Instruções das tarefas:
1. Diga se cada afirmação abaixo está de acordo com o texto fornecido, respondendo sim ou não e citando literalmente as palavras do texto que decidem a resposta: (a) Elizabeth Kolbert é uma jornalista americana, autora de um livro sobre os impactos do homem na natureza. (b) Metade dos corais será degradada devido às águas mais quentes. (c) O calor deve diminuir a produtividade de trabalhadores em 20% até 2100.
2. Transcreva sem alterações o trecho do texto fornecido que começa em "Estimativas feitas por" e segue até "estudos com cautela.".

Texto fornecido:
________________________________________

Estimativas feitas por cientistas revelam que, com esse aumento, uma porcentagem 26% maior de pessoas irá sofrer com a escassez de água até 2080, em comparação com a taxa de 1980. Nesse mesmo ano, o número de pessoas expostas a enchentes será seis vezes maior. A biodiversidade também será afetada, e um bom exemplo são os corais: um terço deles será degradado devido às águas mais quentes nas próximas décadas. Haverá também reflexos para a economia, já que o calor deve diminuir a produtividade de trabalhadores em 20% até 2100.

É possível, porém, que os seres vivos possam se adaptar a um mundo mais quente. Um estudo também publicado na Science, em junho deste ano, mostrou que alguns corais da Grande Barreira de Corais da Austrália já desenvolveram genes para sobreviver no calor. Os especialistas, no entanto, veem esses estudos com cautela.

“Algumas espécies devem se adaptar a um mundo mais quente. Mas há dois pontos importantes: de quão mais quente estamos falando? E quais as consequências da perda daqueles animais que não conseguirem sobreviver?” disse a VEJA a jornalista americana Elizabeth Kolbert, autora do best-seller A sexta extinção, livro sobre os impactos do homem na natureza. “Mesmo que apenas 10% das espécies vivas do planeta sejam perdidas, é muita coisa. Além disso, devemos lembrar que tudo no planeta é conectado: um animal extinto afeta aquele que se alimentava dele, por exemplo.”

De acordo com os cientistas, o colapso do bacalhau da região americana de New England funciona como um alerta. O compromisso com a prevenção do aumento das temperaturas não deve ser entregue apenas a representantes nacionais – as cidades devem começar a estudar como desenvolver programas de sustentabilidade locais, e a iniciativa privada já percebeu que pode começar a enxergar a questão ambiental como uma possibilidade de investimento e, por que não, lucro. O mundo, e o bacalhau do nordeste americano, agradece.

________________________________________

Dados fornecidos:
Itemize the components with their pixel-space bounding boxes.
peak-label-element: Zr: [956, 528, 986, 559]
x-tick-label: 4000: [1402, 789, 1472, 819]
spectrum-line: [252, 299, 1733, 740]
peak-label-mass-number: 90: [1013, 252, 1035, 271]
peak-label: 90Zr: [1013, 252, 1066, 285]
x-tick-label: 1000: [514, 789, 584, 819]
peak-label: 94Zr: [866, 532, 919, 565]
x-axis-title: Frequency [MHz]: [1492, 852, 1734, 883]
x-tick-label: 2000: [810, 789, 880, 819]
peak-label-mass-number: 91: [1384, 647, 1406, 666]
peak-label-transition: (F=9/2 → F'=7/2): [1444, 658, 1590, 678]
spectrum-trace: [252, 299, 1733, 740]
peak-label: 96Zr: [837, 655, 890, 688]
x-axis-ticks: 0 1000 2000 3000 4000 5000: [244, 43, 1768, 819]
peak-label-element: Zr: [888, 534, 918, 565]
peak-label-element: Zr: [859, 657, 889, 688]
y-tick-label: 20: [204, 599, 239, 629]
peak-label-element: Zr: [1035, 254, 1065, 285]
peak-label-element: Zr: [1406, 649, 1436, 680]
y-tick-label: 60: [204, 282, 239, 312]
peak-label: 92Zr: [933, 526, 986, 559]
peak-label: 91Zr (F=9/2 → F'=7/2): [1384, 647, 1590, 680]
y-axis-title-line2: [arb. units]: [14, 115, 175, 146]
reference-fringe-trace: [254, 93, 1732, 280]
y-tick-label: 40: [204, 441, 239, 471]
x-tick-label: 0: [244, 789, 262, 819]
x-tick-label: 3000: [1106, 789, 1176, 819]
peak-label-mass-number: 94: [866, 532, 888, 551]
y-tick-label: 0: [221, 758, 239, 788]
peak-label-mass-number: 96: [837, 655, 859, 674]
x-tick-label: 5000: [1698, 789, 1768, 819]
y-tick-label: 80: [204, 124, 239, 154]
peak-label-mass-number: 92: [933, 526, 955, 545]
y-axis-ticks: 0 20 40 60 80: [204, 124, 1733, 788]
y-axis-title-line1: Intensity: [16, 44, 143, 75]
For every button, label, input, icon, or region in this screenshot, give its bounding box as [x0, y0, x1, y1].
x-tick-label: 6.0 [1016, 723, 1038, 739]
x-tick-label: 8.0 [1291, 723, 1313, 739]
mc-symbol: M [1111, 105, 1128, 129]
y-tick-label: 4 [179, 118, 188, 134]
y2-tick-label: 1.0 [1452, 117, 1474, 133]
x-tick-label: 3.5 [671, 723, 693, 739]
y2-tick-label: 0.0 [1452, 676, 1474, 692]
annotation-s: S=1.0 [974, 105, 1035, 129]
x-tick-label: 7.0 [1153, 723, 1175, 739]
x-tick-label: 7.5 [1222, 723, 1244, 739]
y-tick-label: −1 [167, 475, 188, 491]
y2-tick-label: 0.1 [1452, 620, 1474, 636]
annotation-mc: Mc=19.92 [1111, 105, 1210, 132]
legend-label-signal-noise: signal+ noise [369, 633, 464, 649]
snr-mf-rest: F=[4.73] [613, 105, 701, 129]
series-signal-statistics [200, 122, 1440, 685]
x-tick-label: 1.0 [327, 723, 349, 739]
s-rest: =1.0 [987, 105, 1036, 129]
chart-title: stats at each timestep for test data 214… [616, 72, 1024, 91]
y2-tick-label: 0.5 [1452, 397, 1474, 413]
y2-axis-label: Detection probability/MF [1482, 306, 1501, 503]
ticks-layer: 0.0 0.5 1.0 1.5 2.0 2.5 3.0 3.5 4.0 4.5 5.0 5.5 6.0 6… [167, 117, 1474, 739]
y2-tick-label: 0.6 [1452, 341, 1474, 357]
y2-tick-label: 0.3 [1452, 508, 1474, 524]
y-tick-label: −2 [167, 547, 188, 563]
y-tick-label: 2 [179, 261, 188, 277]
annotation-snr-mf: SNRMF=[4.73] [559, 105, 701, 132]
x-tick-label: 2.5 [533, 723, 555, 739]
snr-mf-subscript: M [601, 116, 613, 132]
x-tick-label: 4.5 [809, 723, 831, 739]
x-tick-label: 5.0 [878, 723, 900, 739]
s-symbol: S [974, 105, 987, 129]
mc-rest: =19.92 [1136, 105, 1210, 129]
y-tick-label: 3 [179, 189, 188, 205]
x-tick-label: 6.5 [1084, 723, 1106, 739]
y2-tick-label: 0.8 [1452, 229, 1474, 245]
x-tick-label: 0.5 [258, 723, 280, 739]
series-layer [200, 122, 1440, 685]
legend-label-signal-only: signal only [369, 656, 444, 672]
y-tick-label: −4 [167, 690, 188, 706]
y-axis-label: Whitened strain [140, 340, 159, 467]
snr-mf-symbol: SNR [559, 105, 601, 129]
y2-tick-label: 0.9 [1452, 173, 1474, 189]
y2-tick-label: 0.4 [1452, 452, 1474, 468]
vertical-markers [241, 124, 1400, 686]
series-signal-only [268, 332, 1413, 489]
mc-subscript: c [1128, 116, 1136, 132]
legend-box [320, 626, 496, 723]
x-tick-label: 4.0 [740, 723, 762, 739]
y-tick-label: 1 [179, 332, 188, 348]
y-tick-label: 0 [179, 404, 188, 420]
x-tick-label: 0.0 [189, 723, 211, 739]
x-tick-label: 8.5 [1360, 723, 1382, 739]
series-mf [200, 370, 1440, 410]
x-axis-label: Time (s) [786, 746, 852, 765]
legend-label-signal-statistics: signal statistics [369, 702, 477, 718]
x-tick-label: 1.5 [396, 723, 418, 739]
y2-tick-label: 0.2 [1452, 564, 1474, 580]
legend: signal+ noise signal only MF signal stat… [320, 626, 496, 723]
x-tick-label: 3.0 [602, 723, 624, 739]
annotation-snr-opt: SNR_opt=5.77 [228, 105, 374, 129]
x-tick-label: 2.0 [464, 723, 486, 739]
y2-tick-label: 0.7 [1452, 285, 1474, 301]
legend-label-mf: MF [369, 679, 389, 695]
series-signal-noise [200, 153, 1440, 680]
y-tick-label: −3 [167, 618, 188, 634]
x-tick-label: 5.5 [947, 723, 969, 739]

________________________________________

Respostas por tarefa:
1.
(a) Sim: "a jornalista americana Elizabeth Kolbert, autora do best-seller A sexta extinção, livro sobre os impactos do homem na natureza".
(b) Não: "um terço deles será degradado devido às águas mais quentes nas próximas décadas".
(c) Sim: "o calor deve diminuir a produtividade de trabalhadores em 20% até 2100".

2.
Estimativas feitas por cientistas revelam que, com esse aumento, uma porcentagem 26% maior de pessoas irá sofrer com a escassez de água até 2080, em comparação com a taxa de 1980. Nesse mesmo ano, o número de pessoas expostas a enchentes será seis vezes maior. A biodiversidade também será afetada, e um bom exemplo são os corais: um terço deles será degradado devido às águas mais quentes nas próximas décadas. Haverá também reflexos para a economia, já que o calor deve diminuir a produtividade de trabalhadores em 20% até 2100.

É possível, porém, que os seres vivos possam se adaptar a um mundo mais quente. Um estudo também publicado na Science, em junho deste ano, mostrou que alguns corais da Grande Barreira de Corais da Austrália já desenvolveram genes para sobreviver no calor. Os especialistas, no entanto, veem esses estudos com cautela.